§ Objective
Repeat each line word for word.

(Dataset records)
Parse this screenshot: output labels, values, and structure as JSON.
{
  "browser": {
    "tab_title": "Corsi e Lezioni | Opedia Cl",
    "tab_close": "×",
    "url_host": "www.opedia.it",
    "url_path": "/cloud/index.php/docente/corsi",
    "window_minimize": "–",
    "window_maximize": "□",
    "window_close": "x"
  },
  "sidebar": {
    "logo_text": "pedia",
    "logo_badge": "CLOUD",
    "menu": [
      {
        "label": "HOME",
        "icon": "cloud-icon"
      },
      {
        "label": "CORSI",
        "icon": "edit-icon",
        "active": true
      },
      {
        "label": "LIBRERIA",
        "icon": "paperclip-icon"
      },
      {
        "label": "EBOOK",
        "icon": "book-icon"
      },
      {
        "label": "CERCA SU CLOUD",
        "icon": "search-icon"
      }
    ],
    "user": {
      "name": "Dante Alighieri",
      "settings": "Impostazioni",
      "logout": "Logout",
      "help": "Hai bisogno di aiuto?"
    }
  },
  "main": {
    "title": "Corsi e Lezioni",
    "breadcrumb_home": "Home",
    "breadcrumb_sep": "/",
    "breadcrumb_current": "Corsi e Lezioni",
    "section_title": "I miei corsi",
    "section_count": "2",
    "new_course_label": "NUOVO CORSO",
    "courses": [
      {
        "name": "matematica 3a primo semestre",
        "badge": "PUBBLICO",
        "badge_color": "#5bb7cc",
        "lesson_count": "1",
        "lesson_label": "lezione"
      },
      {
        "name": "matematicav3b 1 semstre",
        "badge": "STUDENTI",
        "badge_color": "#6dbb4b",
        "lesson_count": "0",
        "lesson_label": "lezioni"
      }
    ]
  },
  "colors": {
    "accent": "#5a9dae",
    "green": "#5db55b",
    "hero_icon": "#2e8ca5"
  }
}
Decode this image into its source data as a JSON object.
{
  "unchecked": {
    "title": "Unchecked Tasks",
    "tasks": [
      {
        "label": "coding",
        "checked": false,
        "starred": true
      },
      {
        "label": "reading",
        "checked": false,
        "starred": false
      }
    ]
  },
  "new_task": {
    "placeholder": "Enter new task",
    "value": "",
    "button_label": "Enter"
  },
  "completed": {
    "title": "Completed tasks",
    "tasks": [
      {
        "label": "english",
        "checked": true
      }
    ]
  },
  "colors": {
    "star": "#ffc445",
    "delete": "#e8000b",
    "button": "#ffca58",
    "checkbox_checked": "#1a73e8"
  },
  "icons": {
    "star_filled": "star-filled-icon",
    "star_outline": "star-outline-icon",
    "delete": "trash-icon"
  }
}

§ Solution to this task
Parse this screenshot: output labels, values, and structure as JSON.
{
  "browser": {
    "tab_title": "Corsi e Lezioni | Opedia Cl",
    "tab_close": "×",
    "url_host": "www.opedia.it",
    "url_path": "/cloud/index.php/docente/corsi",
    "window_minimize": "–",
    "window_maximize": "□",
    "window_close": "x"
  },
  "sidebar": {
    "logo_text": "pedia",
    "logo_badge": "CLOUD",
    "menu": [
      {
        "label": "HOME",
        "icon": "cloud-icon"
      },
      {
        "label": "CORSI",
        "icon": "edit-icon",
        "active": true
      },
      {
        "label": "LIBRERIA",
        "icon": "paperclip-icon"
      },
      {
        "label": "EBOOK",
        "icon": "book-icon"
      },
      {
        "label": "CERCA SU CLOUD",
        "icon": "search-icon"
      }
    ],
    "user": {
      "name": "Dante Alighieri",
      "settings": "Impostazioni",
      "logout": "Logout",
      "help": "Hai bisogno di aiuto?"
    }
  },
  "main": {
    "title": "Corsi e Lezioni",
    "breadcrumb_home": "Home",
    "breadcrumb_sep": "/",
    "breadcrumb_current": "Corsi e Lezioni",
    "section_title": "I miei corsi",
    "section_count": "2",
    "new_course_label": "NUOVO CORSO",
    "courses": [
      {
        "name": "matematica 3a primo semestre",
        "badge": "PUBBLICO",
        "badge_color": "#5bb7cc",
        "lesson_count": "1",
        "lesson_label": "lezione"
      },
      {
        "name": "matematicav3b 1 semstre",
        "badge": "STUDENTI",
        "badge_color": "#6dbb4b",
        "lesson_count": "0",
        "lesson_label": "lezioni"
      }
    ]
  },
  "colors": {
    "accent": "#5a9dae",
    "green": "#5db55b",
    "hero_icon": "#2e8ca5"
  }
}
Decode this image into its source data as a JSON object.
{
  "unchecked": {
    "title": "Unchecked Tasks",
    "tasks": [
      {
        "label": "coding",
        "checked": false,
        "starred": true
      },
      {
        "label": "reading",
        "checked": false,
        "starred": false
      }
    ]
  },
  "new_task": {
    "placeholder": "Enter new task",
    "value": "",
    "button_label": "Enter"
  },
  "completed": {
    "title": "Completed tasks",
    "tasks": [
      {
        "label": "english",
        "checked": true
      }
    ]
  },
  "colors": {
    "star": "#ffc445",
    "delete": "#e8000b",
    "button": "#ffca58",
    "checkbox_checked": "#1a73e8"
  },
  "icons": {
    "star_filled": "star-filled-icon",
    "star_outline": "star-outline-icon",
    "delete": "trash-icon"
  }
}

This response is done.